What is needed – Copy every line of the material below word for word.

--- start Data section ---

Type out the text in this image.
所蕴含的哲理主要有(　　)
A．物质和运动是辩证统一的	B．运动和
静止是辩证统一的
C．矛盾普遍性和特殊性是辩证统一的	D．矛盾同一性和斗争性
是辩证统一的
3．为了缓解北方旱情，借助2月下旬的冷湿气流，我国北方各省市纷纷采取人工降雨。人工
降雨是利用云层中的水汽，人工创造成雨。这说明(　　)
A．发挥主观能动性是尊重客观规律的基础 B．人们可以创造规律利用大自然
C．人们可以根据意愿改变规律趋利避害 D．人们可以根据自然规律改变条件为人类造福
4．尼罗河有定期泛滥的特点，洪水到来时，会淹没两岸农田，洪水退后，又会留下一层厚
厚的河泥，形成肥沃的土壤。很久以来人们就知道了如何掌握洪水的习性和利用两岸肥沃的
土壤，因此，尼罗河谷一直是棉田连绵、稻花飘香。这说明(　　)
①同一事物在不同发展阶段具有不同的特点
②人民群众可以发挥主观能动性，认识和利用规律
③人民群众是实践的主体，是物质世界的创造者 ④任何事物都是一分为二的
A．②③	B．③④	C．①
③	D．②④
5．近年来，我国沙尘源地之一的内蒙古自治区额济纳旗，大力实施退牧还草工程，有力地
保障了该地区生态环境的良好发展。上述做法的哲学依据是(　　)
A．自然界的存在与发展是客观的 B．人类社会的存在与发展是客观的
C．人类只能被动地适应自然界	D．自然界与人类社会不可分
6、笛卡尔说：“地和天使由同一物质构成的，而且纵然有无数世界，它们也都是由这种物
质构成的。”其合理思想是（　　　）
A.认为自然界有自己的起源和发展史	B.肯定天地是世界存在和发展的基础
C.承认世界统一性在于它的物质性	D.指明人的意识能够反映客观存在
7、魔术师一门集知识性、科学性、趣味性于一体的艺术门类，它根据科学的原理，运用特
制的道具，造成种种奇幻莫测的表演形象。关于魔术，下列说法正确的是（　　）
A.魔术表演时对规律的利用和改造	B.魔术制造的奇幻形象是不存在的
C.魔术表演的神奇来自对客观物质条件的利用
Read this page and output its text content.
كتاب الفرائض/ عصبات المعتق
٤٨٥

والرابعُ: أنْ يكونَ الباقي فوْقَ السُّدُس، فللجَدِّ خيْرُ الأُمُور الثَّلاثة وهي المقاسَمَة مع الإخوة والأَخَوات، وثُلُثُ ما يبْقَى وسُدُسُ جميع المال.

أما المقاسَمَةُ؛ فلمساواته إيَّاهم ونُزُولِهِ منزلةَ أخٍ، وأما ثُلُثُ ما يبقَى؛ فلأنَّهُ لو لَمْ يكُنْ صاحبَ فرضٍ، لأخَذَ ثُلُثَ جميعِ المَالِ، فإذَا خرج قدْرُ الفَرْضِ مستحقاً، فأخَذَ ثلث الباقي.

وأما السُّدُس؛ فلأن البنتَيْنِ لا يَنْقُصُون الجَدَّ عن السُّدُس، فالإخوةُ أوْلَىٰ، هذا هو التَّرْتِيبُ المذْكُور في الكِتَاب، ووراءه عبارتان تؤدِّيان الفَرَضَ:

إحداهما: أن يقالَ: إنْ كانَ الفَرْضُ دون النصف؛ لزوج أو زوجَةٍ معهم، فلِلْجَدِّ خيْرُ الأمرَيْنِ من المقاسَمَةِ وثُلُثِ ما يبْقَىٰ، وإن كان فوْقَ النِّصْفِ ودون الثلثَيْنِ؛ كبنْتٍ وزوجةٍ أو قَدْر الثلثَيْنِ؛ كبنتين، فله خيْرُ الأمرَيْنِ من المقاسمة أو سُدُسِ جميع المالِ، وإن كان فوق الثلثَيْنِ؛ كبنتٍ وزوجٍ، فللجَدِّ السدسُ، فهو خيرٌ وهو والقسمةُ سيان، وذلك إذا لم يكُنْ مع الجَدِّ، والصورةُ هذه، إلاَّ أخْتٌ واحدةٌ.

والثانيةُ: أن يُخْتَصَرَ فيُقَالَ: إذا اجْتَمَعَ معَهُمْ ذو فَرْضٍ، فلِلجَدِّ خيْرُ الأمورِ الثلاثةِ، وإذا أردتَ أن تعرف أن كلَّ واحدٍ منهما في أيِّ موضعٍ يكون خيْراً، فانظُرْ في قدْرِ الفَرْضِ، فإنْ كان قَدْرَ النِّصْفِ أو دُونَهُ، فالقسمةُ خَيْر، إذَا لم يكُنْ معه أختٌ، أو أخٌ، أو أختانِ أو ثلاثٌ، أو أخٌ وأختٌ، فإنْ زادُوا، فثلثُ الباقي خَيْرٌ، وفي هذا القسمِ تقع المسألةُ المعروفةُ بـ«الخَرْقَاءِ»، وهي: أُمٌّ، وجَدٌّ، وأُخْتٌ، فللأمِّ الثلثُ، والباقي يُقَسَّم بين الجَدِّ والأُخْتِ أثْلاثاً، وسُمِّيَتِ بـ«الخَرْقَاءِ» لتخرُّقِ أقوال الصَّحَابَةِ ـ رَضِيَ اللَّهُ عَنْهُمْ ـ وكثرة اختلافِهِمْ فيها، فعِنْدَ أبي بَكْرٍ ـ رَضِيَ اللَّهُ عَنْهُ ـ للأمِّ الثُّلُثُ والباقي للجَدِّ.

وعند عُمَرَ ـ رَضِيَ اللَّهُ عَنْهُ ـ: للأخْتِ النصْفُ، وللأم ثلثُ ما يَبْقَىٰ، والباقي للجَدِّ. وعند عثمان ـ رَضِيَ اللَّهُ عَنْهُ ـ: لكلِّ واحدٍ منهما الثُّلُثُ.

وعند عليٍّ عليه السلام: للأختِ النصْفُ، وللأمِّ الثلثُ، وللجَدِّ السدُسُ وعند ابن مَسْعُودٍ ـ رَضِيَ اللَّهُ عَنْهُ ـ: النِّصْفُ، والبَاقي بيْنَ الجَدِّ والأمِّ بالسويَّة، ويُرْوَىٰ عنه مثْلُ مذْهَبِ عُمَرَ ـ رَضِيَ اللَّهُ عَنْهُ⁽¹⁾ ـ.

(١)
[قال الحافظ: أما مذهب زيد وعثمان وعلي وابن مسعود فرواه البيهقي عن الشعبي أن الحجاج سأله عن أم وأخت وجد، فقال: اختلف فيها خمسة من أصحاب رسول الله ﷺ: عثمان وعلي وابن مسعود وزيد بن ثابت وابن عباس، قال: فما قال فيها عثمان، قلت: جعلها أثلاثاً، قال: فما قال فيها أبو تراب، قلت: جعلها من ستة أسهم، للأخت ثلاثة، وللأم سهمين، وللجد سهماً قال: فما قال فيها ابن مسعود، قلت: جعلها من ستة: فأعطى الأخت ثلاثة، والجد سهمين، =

--- end Data section ---

Result –
Type out the text in this image.
所蕴含的哲理主要有(　　)
A．物质和运动是辩证统一的	B．运动和
静止是辩证统一的
C．矛盾普遍性和特殊性是辩证统一的	D．矛盾同一性和斗争性
是辩证统一的
3．为了缓解北方旱情，借助2月下旬的冷湿气流，我国北方各省市纷纷采取人工降雨。人工
降雨是利用云层中的水汽，人工创造成雨。这说明(　　)
A．发挥主观能动性是尊重客观规律的基础 B．人们可以创造规律利用大自然
C．人们可以根据意愿改变规律趋利避害 D．人们可以根据自然规律改变条件为人类造福
4．尼罗河有定期泛滥的特点，洪水到来时，会淹没两岸农田，洪水退后，又会留下一层厚
厚的河泥，形成肥沃的土壤。很久以来人们就知道了如何掌握洪水的习性和利用两岸肥沃的
土壤，因此，尼罗河谷一直是棉田连绵、稻花飘香。这说明(　　)
①同一事物在不同发展阶段具有不同的特点
②人民群众可以发挥主观能动性，认识和利用规律
③人民群众是实践的主体，是物质世界的创造者 ④任何事物都是一分为二的
A．②③	B．③④	C．①
③	D．②④
5．近年来，我国沙尘源地之一的内蒙古自治区额济纳旗，大力实施退牧还草工程，有力地
保障了该地区生态环境的良好发展。上述做法的哲学依据是(　　)
A．自然界的存在与发展是客观的 B．人类社会的存在与发展是客观的
C．人类只能被动地适应自然界	D．自然界与人类社会不可分
6、笛卡尔说：“地和天使由同一物质构成的，而且纵然有无数世界，它们也都是由这种物
质构成的。”其合理思想是（　　　）
A.认为自然界有自己的起源和发展史	B.肯定天地是世界存在和发展的基础
C.承认世界统一性在于它的物质性	D.指明人的意识能够反映客观存在
7、魔术师一门集知识性、科学性、趣味性于一体的艺术门类，它根据科学的原理，运用特
制的道具，造成种种奇幻莫测的表演形象。关于魔术，下列说法正确的是（　　）
A.魔术表演时对规律的利用和改造	B.魔术制造的奇幻形象是不存在的
C.魔术表演的神奇来自对客观物质条件的利用
Read this page and output its text content.
كتاب الفرائض/ عصبات المعتق
٤٨٥

والرابعُ: أنْ يكونَ الباقي فوْقَ السُّدُس، فللجَدِّ خيْرُ الأُمُور الثَّلاثة وهي المقاسَمَة مع الإخوة والأَخَوات، وثُلُثُ ما يبْقَى وسُدُسُ جميع المال.

أما المقاسَمَةُ؛ فلمساواته إيَّاهم ونُزُولِهِ منزلةَ أخٍ، وأما ثُلُثُ ما يبقَى؛ فلأنَّهُ لو لَمْ يكُنْ صاحبَ فرضٍ، لأخَذَ ثُلُثَ جميعِ المَالِ، فإذَا خرج قدْرُ الفَرْضِ مستحقاً، فأخَذَ ثلث الباقي.

وأما السُّدُس؛ فلأن البنتَيْنِ لا يَنْقُصُون الجَدَّ عن السُّدُس، فالإخوةُ أوْلَىٰ، هذا هو التَّرْتِيبُ المذْكُور في الكِتَاب، ووراءه عبارتان تؤدِّيان الفَرَضَ:

إحداهما: أن يقالَ: إنْ كانَ الفَرْضُ دون النصف؛ لزوج أو زوجَةٍ معهم، فلِلْجَدِّ خيْرُ الأمرَيْنِ من المقاسَمَةِ وثُلُثِ ما يبْقَىٰ، وإن كان فوْقَ النِّصْفِ ودون الثلثَيْنِ؛ كبنْتٍ وزوجةٍ أو قَدْر الثلثَيْنِ؛ كبنتين، فله خيْرُ الأمرَيْنِ من المقاسمة أو سُدُسِ جميع المالِ، وإن كان فوق الثلثَيْنِ؛ كبنتٍ وزوجٍ، فللجَدِّ السدسُ، فهو خيرٌ وهو والقسمةُ سيان، وذلك إذا لم يكُنْ مع الجَدِّ، والصورةُ هذه، إلاَّ أخْتٌ واحدةٌ.

والثانيةُ: أن يُخْتَصَرَ فيُقَالَ: إذا اجْتَمَعَ معَهُمْ ذو فَرْضٍ، فلِلجَدِّ خيْرُ الأمورِ الثلاثةِ، وإذا أردتَ أن تعرف أن كلَّ واحدٍ منهما في أيِّ موضعٍ يكون خيْراً، فانظُرْ في قدْرِ الفَرْضِ، فإنْ كان قَدْرَ النِّصْفِ أو دُونَهُ، فالقسمةُ خَيْر، إذَا لم يكُنْ معه أختٌ، أو أخٌ، أو أختانِ أو ثلاثٌ، أو أخٌ وأختٌ، فإنْ زادُوا، فثلثُ الباقي خَيْرٌ، وفي هذا القسمِ تقع المسألةُ المعروفةُ بـ«الخَرْقَاءِ»، وهي: أُمٌّ، وجَدٌّ، وأُخْتٌ، فللأمِّ الثلثُ، والباقي يُقَسَّم بين الجَدِّ والأُخْتِ أثْلاثاً، وسُمِّيَتِ بـ«الخَرْقَاءِ» لتخرُّقِ أقوال الصَّحَابَةِ ـ رَضِيَ اللَّهُ عَنْهُمْ ـ وكثرة اختلافِهِمْ فيها، فعِنْدَ أبي بَكْرٍ ـ رَضِيَ اللَّهُ عَنْهُ ـ للأمِّ الثُّلُثُ والباقي للجَدِّ.

وعند عُمَرَ ـ رَضِيَ اللَّهُ عَنْهُ ـ: للأخْتِ النصْفُ، وللأم ثلثُ ما يَبْقَىٰ، والباقي للجَدِّ. وعند عثمان ـ رَضِيَ اللَّهُ عَنْهُ ـ: لكلِّ واحدٍ منهما الثُّلُثُ.

وعند عليٍّ عليه السلام: للأختِ النصْفُ، وللأمِّ الثلثُ، وللجَدِّ السدُسُ وعند ابن مَسْعُودٍ ـ رَضِيَ اللَّهُ عَنْهُ ـ: النِّصْفُ، والبَاقي بيْنَ الجَدِّ والأمِّ بالسويَّة، ويُرْوَىٰ عنه مثْلُ مذْهَبِ عُمَرَ ـ رَضِيَ اللَّهُ عَنْهُ⁽¹⁾ ـ.

(١)
[قال الحافظ: أما مذهب زيد وعثمان وعلي وابن مسعود فرواه البيهقي عن الشعبي أن الحجاج سأله عن أم وأخت وجد، فقال: اختلف فيها خمسة من أصحاب رسول الله ﷺ: عثمان وعلي وابن مسعود وزيد بن ثابت وابن عباس، قال: فما قال فيها عثمان، قلت: جعلها أثلاثاً، قال: فما قال فيها أبو تراب، قلت: جعلها من ستة أسهم، للأخت ثلاثة، وللأم سهمين، وللجد سهماً قال: فما قال فيها ابن مسعود، قلت: جعلها من ستة: فأعطى الأخت ثلاثة، والجد سهمين، =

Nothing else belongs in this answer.